Reproduce the listing below verbatim.

Stored records
*****

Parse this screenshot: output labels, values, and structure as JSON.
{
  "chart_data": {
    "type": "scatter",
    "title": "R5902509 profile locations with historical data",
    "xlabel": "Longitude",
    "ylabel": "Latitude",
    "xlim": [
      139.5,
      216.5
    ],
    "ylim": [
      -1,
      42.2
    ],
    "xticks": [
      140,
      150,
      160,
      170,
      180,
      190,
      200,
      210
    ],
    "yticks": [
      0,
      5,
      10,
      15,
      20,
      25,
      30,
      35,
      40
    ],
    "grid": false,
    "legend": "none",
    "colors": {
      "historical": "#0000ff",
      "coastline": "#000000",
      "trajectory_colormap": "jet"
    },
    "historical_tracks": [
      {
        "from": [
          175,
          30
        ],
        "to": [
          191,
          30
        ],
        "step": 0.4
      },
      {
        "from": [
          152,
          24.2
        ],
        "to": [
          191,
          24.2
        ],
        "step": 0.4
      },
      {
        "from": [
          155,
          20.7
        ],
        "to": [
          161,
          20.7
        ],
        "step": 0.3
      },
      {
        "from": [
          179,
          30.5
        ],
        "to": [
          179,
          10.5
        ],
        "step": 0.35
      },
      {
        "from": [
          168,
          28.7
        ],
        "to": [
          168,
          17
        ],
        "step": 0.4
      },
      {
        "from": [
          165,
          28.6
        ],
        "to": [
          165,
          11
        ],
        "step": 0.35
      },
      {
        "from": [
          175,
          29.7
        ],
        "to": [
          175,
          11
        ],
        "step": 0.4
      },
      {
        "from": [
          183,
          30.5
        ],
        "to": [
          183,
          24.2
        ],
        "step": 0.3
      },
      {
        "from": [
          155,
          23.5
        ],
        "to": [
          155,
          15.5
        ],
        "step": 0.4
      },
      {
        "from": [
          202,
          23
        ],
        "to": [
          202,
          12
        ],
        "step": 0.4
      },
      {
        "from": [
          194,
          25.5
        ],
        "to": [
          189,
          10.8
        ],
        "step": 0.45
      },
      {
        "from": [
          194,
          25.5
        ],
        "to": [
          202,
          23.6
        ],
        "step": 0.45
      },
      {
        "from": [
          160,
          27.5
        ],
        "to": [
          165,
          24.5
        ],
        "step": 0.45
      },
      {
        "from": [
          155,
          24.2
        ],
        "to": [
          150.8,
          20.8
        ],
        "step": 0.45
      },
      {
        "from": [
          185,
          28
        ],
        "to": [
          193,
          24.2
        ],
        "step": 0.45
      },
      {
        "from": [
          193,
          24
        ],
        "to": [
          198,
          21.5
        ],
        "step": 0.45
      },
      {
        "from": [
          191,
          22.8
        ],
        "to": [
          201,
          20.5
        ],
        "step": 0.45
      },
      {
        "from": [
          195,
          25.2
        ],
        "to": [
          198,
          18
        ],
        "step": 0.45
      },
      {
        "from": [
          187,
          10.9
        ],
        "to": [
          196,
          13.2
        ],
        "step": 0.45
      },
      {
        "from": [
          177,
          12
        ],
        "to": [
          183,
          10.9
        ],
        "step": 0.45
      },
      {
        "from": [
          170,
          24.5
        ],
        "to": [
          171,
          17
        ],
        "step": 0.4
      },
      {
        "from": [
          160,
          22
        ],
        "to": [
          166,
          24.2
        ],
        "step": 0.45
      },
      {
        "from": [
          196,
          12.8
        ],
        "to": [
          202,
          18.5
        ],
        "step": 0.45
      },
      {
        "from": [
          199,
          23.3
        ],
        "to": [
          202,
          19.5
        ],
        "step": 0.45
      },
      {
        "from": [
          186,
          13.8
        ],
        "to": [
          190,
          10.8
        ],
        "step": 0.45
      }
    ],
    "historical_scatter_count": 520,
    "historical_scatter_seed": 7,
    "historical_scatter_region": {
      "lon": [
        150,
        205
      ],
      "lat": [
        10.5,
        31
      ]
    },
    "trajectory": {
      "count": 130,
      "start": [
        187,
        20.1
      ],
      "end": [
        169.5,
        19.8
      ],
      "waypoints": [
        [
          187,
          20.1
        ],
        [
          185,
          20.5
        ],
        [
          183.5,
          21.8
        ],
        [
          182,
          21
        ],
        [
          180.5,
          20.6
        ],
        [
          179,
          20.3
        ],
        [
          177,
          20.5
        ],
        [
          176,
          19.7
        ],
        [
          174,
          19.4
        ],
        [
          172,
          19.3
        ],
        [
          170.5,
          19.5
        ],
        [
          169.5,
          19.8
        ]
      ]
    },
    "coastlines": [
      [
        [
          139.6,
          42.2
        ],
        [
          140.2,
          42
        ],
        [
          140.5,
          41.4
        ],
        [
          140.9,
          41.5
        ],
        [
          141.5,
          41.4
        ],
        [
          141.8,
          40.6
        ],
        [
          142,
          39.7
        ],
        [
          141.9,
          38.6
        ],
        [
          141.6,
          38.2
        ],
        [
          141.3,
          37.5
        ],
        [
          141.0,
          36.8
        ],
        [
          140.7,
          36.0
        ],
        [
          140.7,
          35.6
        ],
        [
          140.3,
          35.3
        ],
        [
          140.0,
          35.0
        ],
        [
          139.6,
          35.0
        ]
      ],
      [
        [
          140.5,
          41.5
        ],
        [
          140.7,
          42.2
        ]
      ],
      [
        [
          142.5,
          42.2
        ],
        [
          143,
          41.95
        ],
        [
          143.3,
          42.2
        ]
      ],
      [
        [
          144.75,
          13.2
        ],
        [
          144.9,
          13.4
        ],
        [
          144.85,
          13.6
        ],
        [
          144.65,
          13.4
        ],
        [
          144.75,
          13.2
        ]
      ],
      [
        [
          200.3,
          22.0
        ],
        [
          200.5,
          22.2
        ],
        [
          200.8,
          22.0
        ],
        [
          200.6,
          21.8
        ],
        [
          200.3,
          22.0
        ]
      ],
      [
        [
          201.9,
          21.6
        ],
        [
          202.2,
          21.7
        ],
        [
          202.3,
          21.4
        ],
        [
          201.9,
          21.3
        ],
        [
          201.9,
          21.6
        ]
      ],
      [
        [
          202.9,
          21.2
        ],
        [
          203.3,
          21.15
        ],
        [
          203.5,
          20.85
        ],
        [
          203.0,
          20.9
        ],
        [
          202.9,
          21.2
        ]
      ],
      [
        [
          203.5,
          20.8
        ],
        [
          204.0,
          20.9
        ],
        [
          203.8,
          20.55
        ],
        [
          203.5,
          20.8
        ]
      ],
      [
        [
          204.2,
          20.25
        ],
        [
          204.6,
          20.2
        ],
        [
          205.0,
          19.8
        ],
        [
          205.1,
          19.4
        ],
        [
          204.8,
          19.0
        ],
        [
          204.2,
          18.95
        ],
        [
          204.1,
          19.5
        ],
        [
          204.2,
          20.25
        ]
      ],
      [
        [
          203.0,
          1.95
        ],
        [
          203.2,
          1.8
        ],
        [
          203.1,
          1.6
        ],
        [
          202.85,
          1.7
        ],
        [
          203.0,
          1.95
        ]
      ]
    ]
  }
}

*****

Result for this exercise:
Parse this screenshot: output labels, values, and structure as JSON.
{
  "chart_data": {
    "type": "scatter",
    "title": "R5902509 profile locations with historical data",
    "xlabel": "Longitude",
    "ylabel": "Latitude",
    "xlim": [
      139.5,
      216.5
    ],
    "ylim": [
      -1,
      42.2
    ],
    "xticks": [
      140,
      150,
      160,
      170,
      180,
      190,
      200,
      210
    ],
    "yticks": [
      0,
      5,
      10,
      15,
      20,
      25,
      30,
      35,
      40
    ],
    "grid": false,
    "legend": "none",
    "colors": {
      "historical": "#0000ff",
      "coastline": "#000000",
      "trajectory_colormap": "jet"
    },
    "historical_tracks": [
      {
        "from": [
          175,
          30
        ],
        "to": [
          191,
          30
        ],
        "step": 0.4
      },
      {
        "from": [
          152,
          24.2
        ],
        "to": [
          191,
          24.2
        ],
        "step": 0.4
      },
      {
        "from": [
          155,
          20.7
        ],
        "to": [
          161,
          20.7
        ],
        "step": 0.3
      },
      {
        "from": [
          179,
          30.5
        ],
        "to": [
          179,
          10.5
        ],
        "step": 0.35
      },
      {
        "from": [
          168,
          28.7
        ],
        "to": [
          168,
          17
        ],
        "step": 0.4
      },
      {
        "from": [
          165,
          28.6
        ],
        "to": [
          165,
          11
        ],
        "step": 0.35
      },
      {
        "from": [
          175,
          29.7
        ],
        "to": [
          175,
          11
        ],
        "step": 0.4
      },
      {
        "from": [
          183,
          30.5
        ],
        "to": [
          183,
          24.2
        ],
        "step": 0.3
      },
      {
        "from": [
          155,
          23.5
        ],
        "to": [
          155,
          15.5
        ],
        "step": 0.4
      },
      {
        "from": [
          202,
          23
        ],
        "to": [
          202,
          12
        ],
        "step": 0.4
      },
      {
        "from": [
          194,
          25.5
        ],
        "to": [
          189,
          10.8
        ],
        "step": 0.45
      },
      {
        "from": [
          194,
          25.5
        ],
        "to": [
          202,
          23.6
        ],
        "step": 0.45
      },
      {
        "from": [
          160,
          27.5
        ],
        "to": [
          165,
          24.5
        ],
        "step": 0.45
      },
      {
        "from": [
          155,
          24.2
        ],
        "to": [
          150.8,
          20.8
        ],
        "step": 0.45
      },
      {
        "from": [
          185,
          28
        ],
        "to": [
          193,
          24.2
        ],
        "step": 0.45
      },
      {
        "from": [
          193,
          24
        ],
        "to": [
          198,
          21.5
        ],
        "step": 0.45
      },
      {
        "from": [
          191,
          22.8
        ],
        "to": [
          201,
          20.5
        ],
        "step": 0.45
      },
      {
        "from": [
          195,
          25.2
        ],
        "to": [
          198,
          18
        ],
        "step": 0.45
      },
      {
        "from": [
          187,
          10.9
        ],
        "to": [
          196,
          13.2
        ],
        "step": 0.45
      },
      {
        "from": [
          177,
          12
        ],
        "to": [
          183,
          10.9
        ],
        "step": 0.45
      },
      {
        "from": [
          170,
          24.5
        ],
        "to": [
          171,
          17
        ],
        "step": 0.4
      },
      {
        "from": [
          160,
          22
        ],
        "to": [
          166,
          24.2
        ],
        "step": 0.45
      },
      {
        "from": [
          196,
          12.8
        ],
        "to": [
          202,
          18.5
        ],
        "step": 0.45
      },
      {
        "from": [
          199,
          23.3
        ],
        "to": [
          202,
          19.5
        ],
        "step": 0.45
      },
      {
        "from": [
          186,
          13.8
        ],
        "to": [
          190,
          10.8
        ],
        "step": 0.45
      }
    ],
    "historical_scatter_count": 520,
    "historical_scatter_seed": 7,
    "historical_scatter_region": {
      "lon": [
        150,
        205
      ],
      "lat": [
        10.5,
        31
      ]
    },
    "trajectory": {
      "count": 130,
      "start": [
        187,
        20.1
      ],
      "end": [
        169.5,
        19.8
      ],
      "waypoints": [
        [
          187,
          20.1
        ],
        [
          185,
          20.5
        ],
        [
          183.5,
          21.8
        ],
        [
          182,
          21
        ],
        [
          180.5,
          20.6
        ],
        [
          179,
          20.3
        ],
        [
          177,
          20.5
        ],
        [
          176,
          19.7
        ],
        [
          174,
          19.4
        ],
        [
          172,
          19.3
        ],
        [
          170.5,
          19.5
        ],
        [
          169.5,
          19.8
        ]
      ]
    },
    "coastlines": [
      [
        [
          139.6,
          42.2
        ],
        [
          140.2,
          42
        ],
        [
          140.5,
          41.4
        ],
        [
          140.9,
          41.5
        ],
        [
          141.5,
          41.4
        ],
        [
          141.8,
          40.6
        ],
        [
          142,
          39.7
        ],
        [
          141.9,
          38.6
        ],
        [
          141.6,
          38.2
        ],
        [
          141.3,
          37.5
        ],
        [
          141.0,
          36.8
        ],
        [
          140.7,
          36.0
        ],
        [
          140.7,
          35.6
        ],
        [
          140.3,
          35.3
        ],
        [
          140.0,
          35.0
        ],
        [
          139.6,
          35.0
        ]
      ],
      [
        [
          140.5,
          41.5
        ],
        [
          140.7,
          42.2
        ]
      ],
      [
        [
          142.5,
          42.2
        ],
        [
          143,
          41.95
        ],
        [
          143.3,
          42.2
        ]
      ],
      [
        [
          144.75,
          13.2
        ],
        [
          144.9,
          13.4
        ],
        [
          144.85,
          13.6
        ],
        [
          144.65,
          13.4
        ],
        [
          144.75,
          13.2
        ]
      ],
      [
        [
          200.3,
          22.0
        ],
        [
          200.5,
          22.2
        ],
        [
          200.8,
          22.0
        ],
        [
          200.6,
          21.8
        ],
        [
          200.3,
          22.0
        ]
      ],
      [
        [
          201.9,
          21.6
        ],
        [
          202.2,
          21.7
        ],
        [
          202.3,
          21.4
        ],
        [
          201.9,
          21.3
        ],
        [
          201.9,
          21.6
        ]
      ],
      [
        [
          202.9,
          21.2
        ],
        [
          203.3,
          21.15
        ],
        [
          203.5,
          20.85
        ],
        [
          203.0,
          20.9
        ],
        [
          202.9,
          21.2
        ]
      ],
      [
        [
          203.5,
          20.8
        ],
        [
          204.0,
          20.9
        ],
        [
          203.8,
          20.55
        ],
        [
          203.5,
          20.8
        ]
      ],
      [
        [
          204.2,
          20.25
        ],
        [
          204.6,
          20.2
        ],
        [
          205.0,
          19.8
        ],
        [
          205.1,
          19.4
        ],
        [
          204.8,
          19.0
        ],
        [
          204.2,
          18.95
        ],
        [
          204.1,
          19.5
        ],
        [
          204.2,
          20.25
        ]
      ],
      [
        [
          203.0,
          1.95
        ],
        [
          203.2,
          1.8
        ],
        [
          203.1,
          1.6
        ],
        [
          202.85,
          1.7
        ],
        [
          203.0,
          1.95
        ]
      ]
    ]
  }
}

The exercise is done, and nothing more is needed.